> _Written exercise A_
Answer these questions about the passage on imaging through scattering media, one answer per line, marked to match.
(i) What do physics-enhanced neural networks embed in order to avoid training data?
(ii) What limits gating and selection techniques as optical thickness increases?
(iii) In what kind of systems is spatial filtering mentioned?
=-=-=
Prior art includes gating and selection techniques to isolate early-arriving photons or reduce multiple-scatter noise: Kerr-effect temporal gating, coherence and polarization selection, spectrum tailoring of illumination, absorption-based suppression, and spatial filtering in 4f systems. While effective at shallow optical depths, these approaches are constrained by the exponential decay of ballistic light with increasing optical thickness. Computational imaging methods have incorporated late-arriving scattered light, with deep learning showing promise for difficult inverse problems. Physics-enhanced neural networks (PhysenNet) avoid training data by embedding forward models, but accurate forward models for general thick, dynamic scattering media are often intractable, with thin-layer cases being notable exceptions. Previous learning-based demonstrations frequently relied on artificial scattering media and invasive ground-truth acquisition using SLM/DMD illuminated coherently without the scatterer, leading to datasets that do not match real object reflectance and dynamic, inhomogeneous conditions. These gaps motivate a method that learns from realistic, non-invasive data and generalizes across varying scattering conditions and scenes.
=-=-=
> _Written exercise B_
Rename "y-tick-label" to "y-axis-label" in the listing, from its first line through the line containing "source-note: 制图数据来自恒生聚源数据库 [302, 578, 497, 596]", inclusive. Leave everything else unchanged and give only those lines.

> _Data entries_
=-=-=
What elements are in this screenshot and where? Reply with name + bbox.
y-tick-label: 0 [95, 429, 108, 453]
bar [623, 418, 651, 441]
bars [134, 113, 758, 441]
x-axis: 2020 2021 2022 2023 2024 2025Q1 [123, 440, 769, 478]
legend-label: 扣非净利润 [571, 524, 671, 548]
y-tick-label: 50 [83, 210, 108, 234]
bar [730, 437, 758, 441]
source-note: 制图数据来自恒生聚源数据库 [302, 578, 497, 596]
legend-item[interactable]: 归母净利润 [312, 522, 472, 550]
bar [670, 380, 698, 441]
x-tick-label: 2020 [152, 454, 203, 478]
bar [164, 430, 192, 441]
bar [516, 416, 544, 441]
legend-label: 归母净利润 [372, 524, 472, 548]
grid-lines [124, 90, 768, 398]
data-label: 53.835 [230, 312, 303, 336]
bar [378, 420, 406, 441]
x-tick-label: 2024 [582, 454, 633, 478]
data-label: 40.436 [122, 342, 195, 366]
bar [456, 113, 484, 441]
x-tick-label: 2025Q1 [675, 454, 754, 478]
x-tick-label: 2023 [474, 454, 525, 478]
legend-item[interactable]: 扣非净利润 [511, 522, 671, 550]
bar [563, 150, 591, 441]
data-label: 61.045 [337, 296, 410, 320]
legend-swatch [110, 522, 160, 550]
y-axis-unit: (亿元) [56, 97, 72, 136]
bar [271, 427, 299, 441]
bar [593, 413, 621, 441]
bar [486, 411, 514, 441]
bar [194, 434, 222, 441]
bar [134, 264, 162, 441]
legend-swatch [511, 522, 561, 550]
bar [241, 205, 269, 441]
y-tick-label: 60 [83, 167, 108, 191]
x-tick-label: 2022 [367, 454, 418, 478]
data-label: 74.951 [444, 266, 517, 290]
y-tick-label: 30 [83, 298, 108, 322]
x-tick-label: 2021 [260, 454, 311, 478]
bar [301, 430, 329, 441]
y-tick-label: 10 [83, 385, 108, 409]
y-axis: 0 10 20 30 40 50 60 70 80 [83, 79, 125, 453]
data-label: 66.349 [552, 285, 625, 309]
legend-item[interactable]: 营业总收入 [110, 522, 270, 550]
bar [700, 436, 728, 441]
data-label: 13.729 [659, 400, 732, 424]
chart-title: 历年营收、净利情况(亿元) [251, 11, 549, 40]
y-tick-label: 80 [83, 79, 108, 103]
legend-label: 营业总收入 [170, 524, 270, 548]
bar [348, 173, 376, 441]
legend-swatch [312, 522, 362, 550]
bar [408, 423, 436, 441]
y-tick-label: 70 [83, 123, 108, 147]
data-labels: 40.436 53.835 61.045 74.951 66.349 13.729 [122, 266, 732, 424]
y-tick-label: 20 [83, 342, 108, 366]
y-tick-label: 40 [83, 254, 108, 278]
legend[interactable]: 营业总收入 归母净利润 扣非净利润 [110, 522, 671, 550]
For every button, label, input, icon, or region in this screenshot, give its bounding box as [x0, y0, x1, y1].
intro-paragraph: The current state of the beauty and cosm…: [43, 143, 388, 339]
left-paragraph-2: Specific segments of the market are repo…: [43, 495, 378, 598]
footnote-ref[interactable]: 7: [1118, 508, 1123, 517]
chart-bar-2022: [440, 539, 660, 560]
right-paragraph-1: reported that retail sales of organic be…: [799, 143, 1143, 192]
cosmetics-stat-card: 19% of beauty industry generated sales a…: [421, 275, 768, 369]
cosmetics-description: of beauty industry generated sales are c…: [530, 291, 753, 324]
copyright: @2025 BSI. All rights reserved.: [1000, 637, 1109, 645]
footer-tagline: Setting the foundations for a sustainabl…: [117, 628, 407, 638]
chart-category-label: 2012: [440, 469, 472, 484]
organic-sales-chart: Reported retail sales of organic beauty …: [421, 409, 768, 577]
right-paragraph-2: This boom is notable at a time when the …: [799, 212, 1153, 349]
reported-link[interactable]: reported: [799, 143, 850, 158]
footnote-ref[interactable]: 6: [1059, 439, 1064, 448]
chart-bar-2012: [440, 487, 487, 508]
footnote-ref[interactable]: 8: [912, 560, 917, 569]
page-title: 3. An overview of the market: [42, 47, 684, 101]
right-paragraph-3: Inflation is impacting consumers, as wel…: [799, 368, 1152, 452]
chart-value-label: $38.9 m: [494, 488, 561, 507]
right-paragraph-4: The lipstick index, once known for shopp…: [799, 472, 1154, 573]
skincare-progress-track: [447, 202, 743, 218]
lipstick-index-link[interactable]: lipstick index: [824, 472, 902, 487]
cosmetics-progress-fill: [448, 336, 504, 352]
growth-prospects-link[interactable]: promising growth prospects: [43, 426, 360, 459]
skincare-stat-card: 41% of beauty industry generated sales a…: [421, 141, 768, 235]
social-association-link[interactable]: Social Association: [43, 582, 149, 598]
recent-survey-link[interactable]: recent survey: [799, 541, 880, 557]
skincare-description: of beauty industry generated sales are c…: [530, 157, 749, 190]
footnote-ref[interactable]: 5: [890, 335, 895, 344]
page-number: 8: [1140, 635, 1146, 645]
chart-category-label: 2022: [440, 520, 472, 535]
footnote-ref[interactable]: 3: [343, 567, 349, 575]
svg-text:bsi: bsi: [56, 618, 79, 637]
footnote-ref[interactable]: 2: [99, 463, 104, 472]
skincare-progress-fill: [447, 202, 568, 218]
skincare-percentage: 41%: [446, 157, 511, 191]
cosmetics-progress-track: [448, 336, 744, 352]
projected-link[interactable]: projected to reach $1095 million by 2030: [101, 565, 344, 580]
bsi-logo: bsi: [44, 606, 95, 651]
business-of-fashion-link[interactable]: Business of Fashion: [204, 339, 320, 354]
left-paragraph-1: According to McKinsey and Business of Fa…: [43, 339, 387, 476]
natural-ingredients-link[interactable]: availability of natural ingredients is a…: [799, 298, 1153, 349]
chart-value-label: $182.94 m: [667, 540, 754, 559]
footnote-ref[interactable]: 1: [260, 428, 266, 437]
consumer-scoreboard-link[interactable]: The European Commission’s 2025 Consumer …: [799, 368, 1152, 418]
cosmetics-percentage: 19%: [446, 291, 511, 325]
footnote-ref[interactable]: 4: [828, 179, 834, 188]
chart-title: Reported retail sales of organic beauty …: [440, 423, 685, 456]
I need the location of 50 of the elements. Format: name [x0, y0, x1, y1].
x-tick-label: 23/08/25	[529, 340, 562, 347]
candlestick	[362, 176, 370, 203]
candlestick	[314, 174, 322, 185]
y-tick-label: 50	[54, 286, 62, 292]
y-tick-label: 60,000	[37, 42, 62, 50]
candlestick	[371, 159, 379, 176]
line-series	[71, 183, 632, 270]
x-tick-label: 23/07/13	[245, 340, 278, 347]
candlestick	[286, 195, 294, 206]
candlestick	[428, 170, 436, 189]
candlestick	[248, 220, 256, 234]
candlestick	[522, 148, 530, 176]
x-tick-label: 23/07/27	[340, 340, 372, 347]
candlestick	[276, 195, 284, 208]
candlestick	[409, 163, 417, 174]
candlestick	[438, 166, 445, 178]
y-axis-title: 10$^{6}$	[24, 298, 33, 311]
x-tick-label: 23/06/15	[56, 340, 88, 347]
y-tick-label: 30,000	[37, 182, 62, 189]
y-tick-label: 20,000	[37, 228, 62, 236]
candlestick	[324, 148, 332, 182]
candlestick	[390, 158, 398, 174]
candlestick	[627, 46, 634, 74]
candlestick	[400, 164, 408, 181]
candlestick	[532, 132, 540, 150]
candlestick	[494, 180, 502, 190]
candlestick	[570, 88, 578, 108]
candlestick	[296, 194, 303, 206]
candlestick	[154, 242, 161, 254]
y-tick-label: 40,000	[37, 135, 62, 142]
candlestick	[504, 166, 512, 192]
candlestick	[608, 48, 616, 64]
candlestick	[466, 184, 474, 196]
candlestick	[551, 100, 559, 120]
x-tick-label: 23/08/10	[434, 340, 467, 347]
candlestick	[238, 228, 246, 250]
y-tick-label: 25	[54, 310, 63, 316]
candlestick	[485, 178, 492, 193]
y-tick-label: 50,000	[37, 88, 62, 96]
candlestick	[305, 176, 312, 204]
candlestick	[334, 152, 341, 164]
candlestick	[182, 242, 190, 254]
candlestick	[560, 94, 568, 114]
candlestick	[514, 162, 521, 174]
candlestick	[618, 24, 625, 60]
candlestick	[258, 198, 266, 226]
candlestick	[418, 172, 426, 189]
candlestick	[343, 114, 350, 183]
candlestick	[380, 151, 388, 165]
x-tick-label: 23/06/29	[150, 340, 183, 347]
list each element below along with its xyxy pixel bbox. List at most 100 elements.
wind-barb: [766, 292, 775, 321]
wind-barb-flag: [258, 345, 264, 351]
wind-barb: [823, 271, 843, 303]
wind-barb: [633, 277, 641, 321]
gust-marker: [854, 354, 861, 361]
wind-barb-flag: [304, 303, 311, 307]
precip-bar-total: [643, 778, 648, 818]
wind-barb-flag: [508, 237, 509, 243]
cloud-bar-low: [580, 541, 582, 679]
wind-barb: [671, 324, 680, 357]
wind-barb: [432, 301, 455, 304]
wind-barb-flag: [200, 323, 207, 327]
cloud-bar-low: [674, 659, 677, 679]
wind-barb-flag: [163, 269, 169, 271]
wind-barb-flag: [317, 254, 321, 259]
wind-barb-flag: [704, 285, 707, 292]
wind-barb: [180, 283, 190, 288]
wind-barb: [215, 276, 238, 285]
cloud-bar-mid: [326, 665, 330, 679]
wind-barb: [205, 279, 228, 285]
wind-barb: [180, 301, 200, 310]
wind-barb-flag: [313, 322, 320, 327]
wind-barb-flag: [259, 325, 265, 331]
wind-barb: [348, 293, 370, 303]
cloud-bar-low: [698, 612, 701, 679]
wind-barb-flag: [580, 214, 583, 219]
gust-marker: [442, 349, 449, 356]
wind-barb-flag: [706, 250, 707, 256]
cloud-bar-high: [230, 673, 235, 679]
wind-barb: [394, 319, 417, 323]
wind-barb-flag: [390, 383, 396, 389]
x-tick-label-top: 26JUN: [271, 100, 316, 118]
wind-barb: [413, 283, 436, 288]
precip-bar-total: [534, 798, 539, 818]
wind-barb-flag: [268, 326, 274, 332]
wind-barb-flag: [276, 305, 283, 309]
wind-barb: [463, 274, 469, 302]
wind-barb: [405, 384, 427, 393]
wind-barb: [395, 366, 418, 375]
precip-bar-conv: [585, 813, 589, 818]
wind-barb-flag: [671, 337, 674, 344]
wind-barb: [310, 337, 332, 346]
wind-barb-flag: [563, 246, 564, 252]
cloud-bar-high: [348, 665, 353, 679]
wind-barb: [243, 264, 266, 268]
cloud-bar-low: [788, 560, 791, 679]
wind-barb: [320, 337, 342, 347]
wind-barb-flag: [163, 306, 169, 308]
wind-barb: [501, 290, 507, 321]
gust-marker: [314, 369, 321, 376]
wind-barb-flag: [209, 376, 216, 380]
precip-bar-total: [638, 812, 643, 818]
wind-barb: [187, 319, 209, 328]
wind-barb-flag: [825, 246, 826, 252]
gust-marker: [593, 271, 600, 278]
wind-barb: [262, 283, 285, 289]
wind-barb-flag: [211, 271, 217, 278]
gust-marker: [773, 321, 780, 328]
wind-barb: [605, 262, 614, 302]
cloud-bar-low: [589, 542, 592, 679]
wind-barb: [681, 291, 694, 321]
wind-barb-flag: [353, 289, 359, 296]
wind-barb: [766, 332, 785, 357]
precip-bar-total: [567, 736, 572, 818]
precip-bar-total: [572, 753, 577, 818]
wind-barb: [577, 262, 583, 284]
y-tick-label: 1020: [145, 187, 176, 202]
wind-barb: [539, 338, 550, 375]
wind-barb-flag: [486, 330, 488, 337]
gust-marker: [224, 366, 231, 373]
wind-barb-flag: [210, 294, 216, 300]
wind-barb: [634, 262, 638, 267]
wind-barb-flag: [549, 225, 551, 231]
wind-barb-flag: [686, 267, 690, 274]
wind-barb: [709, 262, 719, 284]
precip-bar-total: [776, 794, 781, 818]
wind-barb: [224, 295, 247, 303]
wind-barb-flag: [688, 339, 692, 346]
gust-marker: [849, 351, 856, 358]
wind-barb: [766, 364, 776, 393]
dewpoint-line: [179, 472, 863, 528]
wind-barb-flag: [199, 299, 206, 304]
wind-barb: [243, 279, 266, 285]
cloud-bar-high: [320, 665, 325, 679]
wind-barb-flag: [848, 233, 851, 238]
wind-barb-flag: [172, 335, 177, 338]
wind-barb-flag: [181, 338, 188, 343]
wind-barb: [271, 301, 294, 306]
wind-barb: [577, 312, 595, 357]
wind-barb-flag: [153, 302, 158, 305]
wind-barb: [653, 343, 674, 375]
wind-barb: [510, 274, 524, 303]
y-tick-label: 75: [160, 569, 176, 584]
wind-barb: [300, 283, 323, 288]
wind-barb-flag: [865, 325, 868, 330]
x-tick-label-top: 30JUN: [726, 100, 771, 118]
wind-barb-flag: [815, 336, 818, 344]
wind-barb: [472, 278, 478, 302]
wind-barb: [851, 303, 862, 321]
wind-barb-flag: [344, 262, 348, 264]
=-=-=
> _Answer A_
(i) Forward models.
(ii) The exponential decay of ballistic light.
(iii) 4f systems.

> _Answer B_
What elements are in this screenshot and where? Reply with name + bbox.
y-axis-label: 0 [95, 429, 108, 453]
bar [623, 418, 651, 441]
bars [134, 113, 758, 441]
x-axis: 2020 2021 2022 2023 2024 2025Q1 [123, 440, 769, 478]
legend-label: 扣非净利润 [571, 524, 671, 548]
y-axis-label: 50 [83, 210, 108, 234]
bar [730, 437, 758, 441]
source-note: 制图数据来自恒生聚源数据库 [302, 578, 497, 596]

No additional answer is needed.